====== EXTRACTED RECORDS

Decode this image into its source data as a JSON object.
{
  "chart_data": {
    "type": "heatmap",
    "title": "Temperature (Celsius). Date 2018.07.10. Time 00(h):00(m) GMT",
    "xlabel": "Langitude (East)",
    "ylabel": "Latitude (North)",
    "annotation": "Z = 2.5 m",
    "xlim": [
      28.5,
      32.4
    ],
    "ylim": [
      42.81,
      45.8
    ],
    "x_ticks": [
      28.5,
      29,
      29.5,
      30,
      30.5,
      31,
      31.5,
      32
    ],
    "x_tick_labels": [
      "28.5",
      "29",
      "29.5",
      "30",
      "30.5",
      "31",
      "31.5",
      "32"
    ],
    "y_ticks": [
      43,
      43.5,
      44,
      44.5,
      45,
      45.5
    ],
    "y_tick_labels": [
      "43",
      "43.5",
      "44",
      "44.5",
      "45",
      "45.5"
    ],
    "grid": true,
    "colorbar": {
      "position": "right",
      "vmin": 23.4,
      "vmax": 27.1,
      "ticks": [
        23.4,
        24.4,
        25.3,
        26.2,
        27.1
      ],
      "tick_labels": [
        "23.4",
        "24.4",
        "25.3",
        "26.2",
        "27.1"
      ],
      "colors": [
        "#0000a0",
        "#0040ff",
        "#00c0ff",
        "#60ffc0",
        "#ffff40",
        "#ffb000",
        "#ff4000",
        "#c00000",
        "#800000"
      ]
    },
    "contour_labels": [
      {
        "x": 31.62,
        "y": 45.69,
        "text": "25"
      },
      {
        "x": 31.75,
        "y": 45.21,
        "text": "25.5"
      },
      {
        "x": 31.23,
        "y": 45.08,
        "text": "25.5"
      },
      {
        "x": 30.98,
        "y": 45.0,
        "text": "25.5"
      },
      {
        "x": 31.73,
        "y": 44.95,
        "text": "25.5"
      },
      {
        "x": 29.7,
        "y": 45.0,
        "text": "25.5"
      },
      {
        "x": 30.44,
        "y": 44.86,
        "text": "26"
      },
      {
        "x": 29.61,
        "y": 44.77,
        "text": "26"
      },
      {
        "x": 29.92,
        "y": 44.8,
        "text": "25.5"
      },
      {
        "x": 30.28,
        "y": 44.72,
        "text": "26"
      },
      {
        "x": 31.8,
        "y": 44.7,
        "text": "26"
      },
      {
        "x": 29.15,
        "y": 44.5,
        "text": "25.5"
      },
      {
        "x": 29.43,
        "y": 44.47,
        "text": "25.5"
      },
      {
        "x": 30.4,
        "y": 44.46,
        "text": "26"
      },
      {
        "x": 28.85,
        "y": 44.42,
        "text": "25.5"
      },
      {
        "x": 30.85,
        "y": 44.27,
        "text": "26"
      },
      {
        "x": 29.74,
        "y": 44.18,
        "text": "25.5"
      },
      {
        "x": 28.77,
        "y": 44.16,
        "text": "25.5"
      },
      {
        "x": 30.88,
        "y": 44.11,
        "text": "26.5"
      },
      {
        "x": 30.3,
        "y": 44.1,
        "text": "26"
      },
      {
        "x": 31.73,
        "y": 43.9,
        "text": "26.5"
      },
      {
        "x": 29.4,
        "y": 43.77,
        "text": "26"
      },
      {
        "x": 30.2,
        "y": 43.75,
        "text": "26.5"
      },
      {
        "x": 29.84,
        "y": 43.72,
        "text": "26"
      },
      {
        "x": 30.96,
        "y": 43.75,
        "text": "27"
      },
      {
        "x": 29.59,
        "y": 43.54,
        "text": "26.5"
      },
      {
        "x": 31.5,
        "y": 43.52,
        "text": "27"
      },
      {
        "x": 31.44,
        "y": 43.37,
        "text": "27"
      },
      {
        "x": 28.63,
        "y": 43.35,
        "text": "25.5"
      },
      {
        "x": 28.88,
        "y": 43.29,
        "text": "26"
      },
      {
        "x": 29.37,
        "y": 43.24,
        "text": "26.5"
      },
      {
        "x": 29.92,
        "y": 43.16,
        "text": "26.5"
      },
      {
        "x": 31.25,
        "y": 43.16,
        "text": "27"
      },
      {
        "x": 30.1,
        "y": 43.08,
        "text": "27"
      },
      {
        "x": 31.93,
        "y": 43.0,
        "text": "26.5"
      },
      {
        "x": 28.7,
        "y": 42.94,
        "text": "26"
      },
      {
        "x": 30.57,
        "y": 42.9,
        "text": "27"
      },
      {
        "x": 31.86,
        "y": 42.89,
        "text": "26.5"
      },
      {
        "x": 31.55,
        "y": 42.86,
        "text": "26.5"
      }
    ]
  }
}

============

Your task is to repeat every entry exactly.

Decode this image into its source data as a JSON object.
{
  "chart_data": {
    "type": "heatmap",
    "title": "Temperature (Celsius). Date 2018.07.10. Time 00(h):00(m) GMT",
    "xlabel": "Langitude (East)",
    "ylabel": "Latitude (North)",
    "annotation": "Z = 2.5 m",
    "xlim": [
      28.5,
      32.4
    ],
    "ylim": [
      42.81,
      45.8
    ],
    "x_ticks": [
      28.5,
      29,
      29.5,
      30,
      30.5,
      31,
      31.5,
      32
    ],
    "x_tick_labels": [
      "28.5",
      "29",
      "29.5",
      "30",
      "30.5",
      "31",
      "31.5",
      "32"
    ],
    "y_ticks": [
      43,
      43.5,
      44,
      44.5,
      45,
      45.5
    ],
    "y_tick_labels": [
      "43",
      "43.5",
      "44",
      "44.5",
      "45",
      "45.5"
    ],
    "grid": true,
    "colorbar": {
      "position": "right",
      "vmin": 23.4,
      "vmax": 27.1,
      "ticks": [
        23.4,
        24.4,
        25.3,
        26.2,
        27.1
      ],
      "tick_labels": [
        "23.4",
        "24.4",
        "25.3",
        "26.2",
        "27.1"
      ],
      "colors": [
        "#0000a0",
        "#0040ff",
        "#00c0ff",
        "#60ffc0",
        "#ffff40",
        "#ffb000",
        "#ff4000",
        "#c00000",
        "#800000"
      ]
    },
    "contour_labels": [
      {
        "x": 31.62,
        "y": 45.69,
        "text": "25"
      },
      {
        "x": 31.75,
        "y": 45.21,
        "text": "25.5"
      },
      {
        "x": 31.23,
        "y": 45.08,
        "text": "25.5"
      },
      {
        "x": 30.98,
        "y": 45.0,
        "text": "25.5"
      },
      {
        "x": 31.73,
        "y": 44.95,
        "text": "25.5"
      },
      {
        "x": 29.7,
        "y": 45.0,
        "text": "25.5"
      },
      {
        "x": 30.44,
        "y": 44.86,
        "text": "26"
      },
      {
        "x": 29.61,
        "y": 44.77,
        "text": "26"
      },
      {
        "x": 29.92,
        "y": 44.8,
        "text": "25.5"
      },
      {
        "x": 30.28,
        "y": 44.72,
        "text": "26"
      },
      {
        "x": 31.8,
        "y": 44.7,
        "text": "26"
      },
      {
        "x": 29.15,
        "y": 44.5,
        "text": "25.5"
      },
      {
        "x": 29.43,
        "y": 44.47,
        "text": "25.5"
      },
      {
        "x": 30.4,
        "y": 44.46,
        "text": "26"
      },
      {
        "x": 28.85,
        "y": 44.42,
        "text": "25.5"
      },
      {
        "x": 30.85,
        "y": 44.27,
        "text": "26"
      },
      {
        "x": 29.74,
        "y": 44.18,
        "text": "25.5"
      },
      {
        "x": 28.77,
        "y": 44.16,
        "text": "25.5"
      },
      {
        "x": 30.88,
        "y": 44.11,
        "text": "26.5"
      },
      {
        "x": 30.3,
        "y": 44.1,
        "text": "26"
      },
      {
        "x": 31.73,
        "y": 43.9,
        "text": "26.5"
      },
      {
        "x": 29.4,
        "y": 43.77,
        "text": "26"
      },
      {
        "x": 30.2,
        "y": 43.75,
        "text": "26.5"
      },
      {
        "x": 29.84,
        "y": 43.72,
        "text": "26"
      },
      {
        "x": 30.96,
        "y": 43.75,
        "text": "27"
      },
      {
        "x": 29.59,
        "y": 43.54,
        "text": "26.5"
      },
      {
        "x": 31.5,
        "y": 43.52,
        "text": "27"
      },
      {
        "x": 31.44,
        "y": 43.37,
        "text": "27"
      },
      {
        "x": 28.63,
        "y": 43.35,
        "text": "25.5"
      },
      {
        "x": 28.88,
        "y": 43.29,
        "text": "26"
      },
      {
        "x": 29.37,
        "y": 43.24,
        "text": "26.5"
      },
      {
        "x": 29.92,
        "y": 43.16,
        "text": "26.5"
      },
      {
        "x": 31.25,
        "y": 43.16,
        "text": "27"
      },
      {
        "x": 30.1,
        "y": 43.08,
        "text": "27"
      },
      {
        "x": 31.93,
        "y": 43.0,
        "text": "26.5"
      },
      {
        "x": 28.7,
        "y": 42.94,
        "text": "26"
      },
      {
        "x": 30.57,
        "y": 42.9,
        "text": "27"
      },
      {
        "x": 31.86,
        "y": 42.89,
        "text": "26.5"
      },
      {
        "x": 31.55,
        "y": 42.86,
        "text": "26.5"
      }
    ]
  }
}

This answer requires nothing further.